= Exercise directions =
From the entries below, copy out every line with "title" in it.
** Begin Provided information **
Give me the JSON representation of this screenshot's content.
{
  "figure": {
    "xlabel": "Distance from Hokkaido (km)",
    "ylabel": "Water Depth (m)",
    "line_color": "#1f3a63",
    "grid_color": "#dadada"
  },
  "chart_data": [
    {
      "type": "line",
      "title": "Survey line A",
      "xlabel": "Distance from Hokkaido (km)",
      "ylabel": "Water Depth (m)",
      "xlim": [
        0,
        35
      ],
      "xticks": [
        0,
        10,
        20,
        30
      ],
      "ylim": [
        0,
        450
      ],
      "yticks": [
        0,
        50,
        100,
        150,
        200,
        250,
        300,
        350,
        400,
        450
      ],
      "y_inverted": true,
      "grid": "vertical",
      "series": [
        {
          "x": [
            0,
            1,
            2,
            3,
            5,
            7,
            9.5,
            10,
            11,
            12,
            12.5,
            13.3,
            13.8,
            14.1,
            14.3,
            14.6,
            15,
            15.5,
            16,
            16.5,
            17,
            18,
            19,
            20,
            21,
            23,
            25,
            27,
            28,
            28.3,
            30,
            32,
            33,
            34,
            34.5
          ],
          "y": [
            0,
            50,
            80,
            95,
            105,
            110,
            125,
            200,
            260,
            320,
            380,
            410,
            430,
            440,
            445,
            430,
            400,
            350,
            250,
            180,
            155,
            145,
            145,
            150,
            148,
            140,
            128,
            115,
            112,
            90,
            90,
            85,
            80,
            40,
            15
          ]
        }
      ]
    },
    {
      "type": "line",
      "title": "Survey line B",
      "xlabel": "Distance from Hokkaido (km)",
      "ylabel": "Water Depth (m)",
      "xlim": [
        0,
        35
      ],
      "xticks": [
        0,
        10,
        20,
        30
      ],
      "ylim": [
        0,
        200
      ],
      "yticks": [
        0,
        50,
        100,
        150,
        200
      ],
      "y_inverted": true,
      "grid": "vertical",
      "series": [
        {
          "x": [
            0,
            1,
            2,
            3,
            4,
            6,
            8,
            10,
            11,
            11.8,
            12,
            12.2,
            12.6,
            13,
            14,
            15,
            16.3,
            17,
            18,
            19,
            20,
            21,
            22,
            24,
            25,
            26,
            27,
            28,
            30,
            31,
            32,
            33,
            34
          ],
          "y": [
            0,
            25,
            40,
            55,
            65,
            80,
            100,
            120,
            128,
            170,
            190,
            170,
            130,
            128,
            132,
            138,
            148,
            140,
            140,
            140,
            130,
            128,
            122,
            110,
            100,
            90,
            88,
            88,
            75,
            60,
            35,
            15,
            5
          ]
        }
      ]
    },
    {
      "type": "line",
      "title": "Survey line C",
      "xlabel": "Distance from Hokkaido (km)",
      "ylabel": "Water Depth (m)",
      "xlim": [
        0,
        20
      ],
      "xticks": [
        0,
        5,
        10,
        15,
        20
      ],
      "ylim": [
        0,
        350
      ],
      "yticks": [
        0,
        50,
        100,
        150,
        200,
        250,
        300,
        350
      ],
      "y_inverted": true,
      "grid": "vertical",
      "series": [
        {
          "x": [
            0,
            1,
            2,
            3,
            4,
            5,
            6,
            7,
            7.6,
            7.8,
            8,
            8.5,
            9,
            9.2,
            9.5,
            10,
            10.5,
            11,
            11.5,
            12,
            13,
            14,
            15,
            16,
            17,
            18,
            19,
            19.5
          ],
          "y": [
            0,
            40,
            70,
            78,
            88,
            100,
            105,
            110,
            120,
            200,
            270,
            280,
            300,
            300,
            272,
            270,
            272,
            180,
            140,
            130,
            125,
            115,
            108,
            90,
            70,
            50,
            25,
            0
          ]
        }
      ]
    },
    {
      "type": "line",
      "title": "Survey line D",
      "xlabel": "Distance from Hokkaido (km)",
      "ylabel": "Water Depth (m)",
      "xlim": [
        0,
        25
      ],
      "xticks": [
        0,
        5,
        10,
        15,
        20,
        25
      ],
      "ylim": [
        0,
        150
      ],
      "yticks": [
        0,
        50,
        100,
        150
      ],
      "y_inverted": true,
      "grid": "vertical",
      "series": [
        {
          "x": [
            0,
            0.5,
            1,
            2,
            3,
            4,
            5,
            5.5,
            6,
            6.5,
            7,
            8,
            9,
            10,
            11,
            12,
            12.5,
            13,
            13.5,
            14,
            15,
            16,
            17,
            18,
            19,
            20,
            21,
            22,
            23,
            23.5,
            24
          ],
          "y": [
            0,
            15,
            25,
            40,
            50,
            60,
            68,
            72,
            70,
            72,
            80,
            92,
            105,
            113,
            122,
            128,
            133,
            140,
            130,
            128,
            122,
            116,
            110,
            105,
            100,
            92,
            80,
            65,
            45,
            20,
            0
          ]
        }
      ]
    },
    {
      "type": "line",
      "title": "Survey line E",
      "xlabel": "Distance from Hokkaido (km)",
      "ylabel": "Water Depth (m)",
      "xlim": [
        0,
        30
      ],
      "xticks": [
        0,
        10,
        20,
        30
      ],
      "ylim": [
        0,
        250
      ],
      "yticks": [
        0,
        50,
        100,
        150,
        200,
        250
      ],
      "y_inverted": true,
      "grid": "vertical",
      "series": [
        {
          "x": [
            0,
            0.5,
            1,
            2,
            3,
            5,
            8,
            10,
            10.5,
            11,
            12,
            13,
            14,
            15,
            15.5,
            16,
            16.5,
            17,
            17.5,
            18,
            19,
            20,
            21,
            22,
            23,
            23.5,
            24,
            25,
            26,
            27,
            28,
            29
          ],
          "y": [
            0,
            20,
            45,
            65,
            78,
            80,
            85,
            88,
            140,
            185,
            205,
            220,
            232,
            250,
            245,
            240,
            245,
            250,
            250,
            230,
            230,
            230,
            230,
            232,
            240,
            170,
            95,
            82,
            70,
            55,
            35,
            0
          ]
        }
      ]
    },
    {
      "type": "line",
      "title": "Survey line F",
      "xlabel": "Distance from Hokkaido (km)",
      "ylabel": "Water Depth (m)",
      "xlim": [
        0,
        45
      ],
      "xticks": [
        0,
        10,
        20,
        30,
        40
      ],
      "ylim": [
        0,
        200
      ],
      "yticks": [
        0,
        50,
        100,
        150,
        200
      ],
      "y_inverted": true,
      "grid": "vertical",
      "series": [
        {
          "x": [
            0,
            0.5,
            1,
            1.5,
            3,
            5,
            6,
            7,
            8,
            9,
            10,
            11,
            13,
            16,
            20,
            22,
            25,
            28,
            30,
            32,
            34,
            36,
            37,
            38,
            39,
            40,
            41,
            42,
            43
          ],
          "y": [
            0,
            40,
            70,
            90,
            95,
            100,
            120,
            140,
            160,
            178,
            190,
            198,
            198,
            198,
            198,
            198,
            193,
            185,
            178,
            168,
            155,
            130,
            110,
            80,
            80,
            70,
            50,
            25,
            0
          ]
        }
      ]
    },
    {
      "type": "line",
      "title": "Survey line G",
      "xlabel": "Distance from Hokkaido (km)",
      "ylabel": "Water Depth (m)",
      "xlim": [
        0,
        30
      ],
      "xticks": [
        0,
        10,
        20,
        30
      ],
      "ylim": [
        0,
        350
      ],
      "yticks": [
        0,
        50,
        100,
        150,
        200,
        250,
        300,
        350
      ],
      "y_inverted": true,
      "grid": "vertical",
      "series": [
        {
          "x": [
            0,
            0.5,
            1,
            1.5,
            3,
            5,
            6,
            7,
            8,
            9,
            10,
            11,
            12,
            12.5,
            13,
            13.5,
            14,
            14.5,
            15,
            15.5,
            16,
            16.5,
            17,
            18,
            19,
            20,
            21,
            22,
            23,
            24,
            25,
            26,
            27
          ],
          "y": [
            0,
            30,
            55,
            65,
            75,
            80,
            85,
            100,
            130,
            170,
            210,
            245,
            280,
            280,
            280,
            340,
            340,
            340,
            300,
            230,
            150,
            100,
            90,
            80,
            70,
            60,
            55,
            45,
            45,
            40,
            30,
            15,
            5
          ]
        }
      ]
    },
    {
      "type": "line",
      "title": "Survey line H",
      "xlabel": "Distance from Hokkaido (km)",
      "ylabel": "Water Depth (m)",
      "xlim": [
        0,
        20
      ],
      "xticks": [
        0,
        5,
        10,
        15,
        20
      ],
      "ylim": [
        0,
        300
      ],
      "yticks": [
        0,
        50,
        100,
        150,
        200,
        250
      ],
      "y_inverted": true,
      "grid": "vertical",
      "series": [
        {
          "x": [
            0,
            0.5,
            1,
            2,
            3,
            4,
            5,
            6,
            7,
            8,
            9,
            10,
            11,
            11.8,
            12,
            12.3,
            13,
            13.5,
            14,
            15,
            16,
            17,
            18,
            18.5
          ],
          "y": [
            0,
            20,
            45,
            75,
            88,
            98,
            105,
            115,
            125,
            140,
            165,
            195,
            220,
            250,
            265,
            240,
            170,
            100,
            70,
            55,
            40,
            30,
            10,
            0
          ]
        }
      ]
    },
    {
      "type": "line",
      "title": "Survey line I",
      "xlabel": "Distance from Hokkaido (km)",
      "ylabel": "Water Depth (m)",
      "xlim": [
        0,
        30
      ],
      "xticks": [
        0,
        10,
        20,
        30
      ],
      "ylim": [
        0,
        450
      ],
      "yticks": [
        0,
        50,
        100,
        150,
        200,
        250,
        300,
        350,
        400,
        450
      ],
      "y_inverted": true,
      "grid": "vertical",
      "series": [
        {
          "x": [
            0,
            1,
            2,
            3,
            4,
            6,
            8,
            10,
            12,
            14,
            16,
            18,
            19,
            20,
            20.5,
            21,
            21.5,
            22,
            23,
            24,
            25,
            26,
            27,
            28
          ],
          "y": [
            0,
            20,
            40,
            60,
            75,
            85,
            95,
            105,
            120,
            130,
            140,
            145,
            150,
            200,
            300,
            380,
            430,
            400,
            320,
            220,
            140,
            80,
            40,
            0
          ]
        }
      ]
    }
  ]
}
** End Provided information **
= Written response =
      "title": "Survey line A",
      "title": "Survey line B",
      "title": "Survey line C",
      "title": "Survey line D",
      "title": "Survey line E",
      "title": "Survey line F",
      "title": "Survey line G",
      "title": "Survey line H",
      "title": "Survey line I",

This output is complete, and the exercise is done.